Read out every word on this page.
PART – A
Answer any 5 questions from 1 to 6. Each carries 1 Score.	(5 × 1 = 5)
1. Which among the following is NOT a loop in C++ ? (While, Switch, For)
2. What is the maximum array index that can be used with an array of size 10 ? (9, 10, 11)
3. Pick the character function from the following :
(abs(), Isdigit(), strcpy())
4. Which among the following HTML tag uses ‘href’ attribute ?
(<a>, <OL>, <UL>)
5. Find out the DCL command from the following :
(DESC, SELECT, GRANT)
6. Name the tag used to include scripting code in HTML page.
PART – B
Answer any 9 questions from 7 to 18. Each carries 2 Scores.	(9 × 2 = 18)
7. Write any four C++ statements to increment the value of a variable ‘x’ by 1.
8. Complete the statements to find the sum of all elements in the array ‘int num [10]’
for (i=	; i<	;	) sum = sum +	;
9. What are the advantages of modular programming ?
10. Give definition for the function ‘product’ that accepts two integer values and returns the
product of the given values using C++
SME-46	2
========================================================================
### WRITTEN EXERCISE
Word for word, write out the data.

### RESULT FOR THIS EXERCISE
Read out every word on this page.
PART – A
Answer any 5 questions from 1 to 6. Each carries 1 Score.	(5 × 1 = 5)
1. Which among the following is NOT a loop in C++ ? (While, Switch, For)
2. What is the maximum array index that can be used with an array of size 10 ? (9, 10, 11)
3. Pick the character function from the following :
(abs(), Isdigit(), strcpy())
4. Which among the following HTML tag uses ‘href’ attribute ?
(<a>, <OL>, <UL>)
5. Find out the DCL command from the following :
(DESC, SELECT, GRANT)
6. Name the tag used to include scripting code in HTML page.
PART – B
Answer any 9 questions from 7 to 18. Each carries 2 Scores.	(9 × 2 = 18)
7. Write any four C++ statements to increment the value of a variable ‘x’ by 1.
8. Complete the statements to find the sum of all elements in the array ‘int num [10]’
for (i=	; i<	;	) sum = sum +	;
9. What are the advantages of modular programming ?
10. Give definition for the function ‘product’ that accepts two integer values and returns the
product of the given values using C++
SME-46	2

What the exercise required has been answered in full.